### What you are asked to do:
Each entry below must be repeated word for word.
════════════════════
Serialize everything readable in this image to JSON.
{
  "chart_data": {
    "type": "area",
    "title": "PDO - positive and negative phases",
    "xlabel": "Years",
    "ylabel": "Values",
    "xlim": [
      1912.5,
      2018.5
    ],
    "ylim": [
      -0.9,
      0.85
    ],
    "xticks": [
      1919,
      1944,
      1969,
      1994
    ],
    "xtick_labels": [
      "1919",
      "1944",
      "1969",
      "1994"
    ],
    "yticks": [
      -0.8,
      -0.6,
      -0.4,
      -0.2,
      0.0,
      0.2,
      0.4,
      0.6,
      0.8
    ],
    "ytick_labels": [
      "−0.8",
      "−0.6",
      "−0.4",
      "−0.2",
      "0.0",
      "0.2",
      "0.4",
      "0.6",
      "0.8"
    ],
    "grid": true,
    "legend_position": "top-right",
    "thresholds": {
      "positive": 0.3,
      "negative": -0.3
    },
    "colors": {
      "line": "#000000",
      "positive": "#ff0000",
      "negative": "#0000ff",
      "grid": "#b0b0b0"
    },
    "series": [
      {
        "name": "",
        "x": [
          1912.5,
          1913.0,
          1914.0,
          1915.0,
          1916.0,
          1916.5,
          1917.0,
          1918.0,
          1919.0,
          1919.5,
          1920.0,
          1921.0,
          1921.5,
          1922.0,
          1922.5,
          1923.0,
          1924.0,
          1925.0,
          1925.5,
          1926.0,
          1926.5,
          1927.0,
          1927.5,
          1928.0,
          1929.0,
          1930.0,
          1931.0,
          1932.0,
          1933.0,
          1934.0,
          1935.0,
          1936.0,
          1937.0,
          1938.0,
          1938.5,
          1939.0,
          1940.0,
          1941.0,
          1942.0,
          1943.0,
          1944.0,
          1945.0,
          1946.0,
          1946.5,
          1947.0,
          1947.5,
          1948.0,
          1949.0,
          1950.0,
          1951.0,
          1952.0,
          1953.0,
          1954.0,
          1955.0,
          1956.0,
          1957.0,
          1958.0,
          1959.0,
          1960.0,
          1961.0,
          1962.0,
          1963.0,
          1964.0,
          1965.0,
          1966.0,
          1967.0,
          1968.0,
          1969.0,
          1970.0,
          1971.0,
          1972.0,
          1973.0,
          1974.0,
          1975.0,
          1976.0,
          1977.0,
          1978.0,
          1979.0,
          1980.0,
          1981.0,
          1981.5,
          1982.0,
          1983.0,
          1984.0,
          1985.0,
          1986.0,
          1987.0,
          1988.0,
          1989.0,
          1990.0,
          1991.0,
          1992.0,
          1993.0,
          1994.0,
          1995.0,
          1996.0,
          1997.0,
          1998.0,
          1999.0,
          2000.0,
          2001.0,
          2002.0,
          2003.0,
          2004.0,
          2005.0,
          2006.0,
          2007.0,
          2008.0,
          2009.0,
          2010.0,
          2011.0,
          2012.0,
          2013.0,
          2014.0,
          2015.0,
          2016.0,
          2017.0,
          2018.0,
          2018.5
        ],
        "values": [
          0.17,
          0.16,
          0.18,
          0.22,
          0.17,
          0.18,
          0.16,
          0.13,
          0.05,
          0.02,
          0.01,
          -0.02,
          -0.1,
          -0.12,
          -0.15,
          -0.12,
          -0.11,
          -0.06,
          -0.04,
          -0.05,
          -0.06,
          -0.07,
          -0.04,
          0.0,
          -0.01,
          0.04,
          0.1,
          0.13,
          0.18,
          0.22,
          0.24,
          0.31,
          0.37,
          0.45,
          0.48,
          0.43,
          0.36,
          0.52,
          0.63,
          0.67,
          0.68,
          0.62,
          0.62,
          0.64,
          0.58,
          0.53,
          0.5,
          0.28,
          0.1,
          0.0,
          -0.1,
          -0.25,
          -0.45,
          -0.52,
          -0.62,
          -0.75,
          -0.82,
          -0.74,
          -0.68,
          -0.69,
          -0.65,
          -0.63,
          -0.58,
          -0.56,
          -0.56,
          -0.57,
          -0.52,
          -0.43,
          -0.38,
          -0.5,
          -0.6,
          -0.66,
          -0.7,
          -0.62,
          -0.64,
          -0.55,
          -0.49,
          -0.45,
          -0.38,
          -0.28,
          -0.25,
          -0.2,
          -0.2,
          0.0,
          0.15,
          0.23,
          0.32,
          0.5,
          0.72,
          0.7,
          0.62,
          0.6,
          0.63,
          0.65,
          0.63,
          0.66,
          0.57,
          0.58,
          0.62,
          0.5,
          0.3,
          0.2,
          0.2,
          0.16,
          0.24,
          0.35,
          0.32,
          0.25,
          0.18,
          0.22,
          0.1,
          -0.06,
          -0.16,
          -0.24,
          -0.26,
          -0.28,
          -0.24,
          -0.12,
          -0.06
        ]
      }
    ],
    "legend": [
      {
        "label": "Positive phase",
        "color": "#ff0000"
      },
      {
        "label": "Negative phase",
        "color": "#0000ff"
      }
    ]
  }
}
════════════════════
### Final result:
Serialize everything readable in this image to JSON.
{
  "chart_data": {
    "type": "area",
    "title": "PDO - positive and negative phases",
    "xlabel": "Years",
    "ylabel": "Values",
    "xlim": [
      1912.5,
      2018.5
    ],
    "ylim": [
      -0.9,
      0.85
    ],
    "xticks": [
      1919,
      1944,
      1969,
      1994
    ],
    "xtick_labels": [
      "1919",
      "1944",
      "1969",
      "1994"
    ],
    "yticks": [
      -0.8,
      -0.6,
      -0.4,
      -0.2,
      0.0,
      0.2,
      0.4,
      0.6,
      0.8
    ],
    "ytick_labels": [
      "−0.8",
      "−0.6",
      "−0.4",
      "−0.2",
      "0.0",
      "0.2",
      "0.4",
      "0.6",
      "0.8"
    ],
    "grid": true,
    "legend_position": "top-right",
    "thresholds": {
      "positive": 0.3,
      "negative": -0.3
    },
    "colors": {
      "line": "#000000",
      "positive": "#ff0000",
      "negative": "#0000ff",
      "grid": "#b0b0b0"
    },
    "series": [
      {
        "name": "",
        "x": [
          1912.5,
          1913.0,
          1914.0,
          1915.0,
          1916.0,
          1916.5,
          1917.0,
          1918.0,
          1919.0,
          1919.5,
          1920.0,
          1921.0,
          1921.5,
          1922.0,
          1922.5,
          1923.0,
          1924.0,
          1925.0,
          1925.5,
          1926.0,
          1926.5,
          1927.0,
          1927.5,
          1928.0,
          1929.0,
          1930.0,
          1931.0,
          1932.0,
          1933.0,
          1934.0,
          1935.0,
          1936.0,
          1937.0,
          1938.0,
          1938.5,
          1939.0,
          1940.0,
          1941.0,
          1942.0,
          1943.0,
          1944.0,
          1945.0,
          1946.0,
          1946.5,
          1947.0,
          1947.5,
          1948.0,
          1949.0,
          1950.0,
          1951.0,
          1952.0,
          1953.0,
          1954.0,
          1955.0,
          1956.0,
          1957.0,
          1958.0,
          1959.0,
          1960.0,
          1961.0,
          1962.0,
          1963.0,
          1964.0,
          1965.0,
          1966.0,
          1967.0,
          1968.0,
          1969.0,
          1970.0,
          1971.0,
          1972.0,
          1973.0,
          1974.0,
          1975.0,
          1976.0,
          1977.0,
          1978.0,
          1979.0,
          1980.0,
          1981.0,
          1981.5,
          1982.0,
          1983.0,
          1984.0,
          1985.0,
          1986.0,
          1987.0,
          1988.0,
          1989.0,
          1990.0,
          1991.0,
          1992.0,
          1993.0,
          1994.0,
          1995.0,
          1996.0,
          1997.0,
          1998.0,
          1999.0,
          2000.0,
          2001.0,
          2002.0,
          2003.0,
          2004.0,
          2005.0,
          2006.0,
          2007.0,
          2008.0,
          2009.0,
          2010.0,
          2011.0,
          2012.0,
          2013.0,
          2014.0,
          2015.0,
          2016.0,
          2017.0,
          2018.0,
          2018.5
        ],
        "values": [
          0.17,
          0.16,
          0.18,
          0.22,
          0.17,
          0.18,
          0.16,
          0.13,
          0.05,
          0.02,
          0.01,
          -0.02,
          -0.1,
          -0.12,
          -0.15,
          -0.12,
          -0.11,
          -0.06,
          -0.04,
          -0.05,
          -0.06,
          -0.07,
          -0.04,
          0.0,
          -0.01,
          0.04,
          0.1,
          0.13,
          0.18,
          0.22,
          0.24,
          0.31,
          0.37,
          0.45,
          0.48,
          0.43,
          0.36,
          0.52,
          0.63,
          0.67,
          0.68,
          0.62,
          0.62,
          0.64,
          0.58,
          0.53,
          0.5,
          0.28,
          0.1,
          0.0,
          -0.1,
          -0.25,
          -0.45,
          -0.52,
          -0.62,
          -0.75,
          -0.82,
          -0.74,
          -0.68,
          -0.69,
          -0.65,
          -0.63,
          -0.58,
          -0.56,
          -0.56,
          -0.57,
          -0.52,
          -0.43,
          -0.38,
          -0.5,
          -0.6,
          -0.66,
          -0.7,
          -0.62,
          -0.64,
          -0.55,
          -0.49,
          -0.45,
          -0.38,
          -0.28,
          -0.25,
          -0.2,
          -0.2,
          0.0,
          0.15,
          0.23,
          0.32,
          0.5,
          0.72,
          0.7,
          0.62,
          0.6,
          0.63,
          0.65,
          0.63,
          0.66,
          0.57,
          0.58,
          0.62,
          0.5,
          0.3,
          0.2,
          0.2,
          0.16,
          0.24,
          0.35,
          0.32,
          0.25,
          0.18,
          0.22,
          0.1,
          -0.06,
          -0.16,
          -0.24,
          -0.26,
          -0.28,
          -0.24,
          -0.12,
          -0.06
        ]
      }
    ],
    "legend": [
      {
        "label": "Positive phase",
        "color": "#ff0000"
      },
      {
        "label": "Negative phase",
        "color": "#0000ff"
      }
    ]
  }
}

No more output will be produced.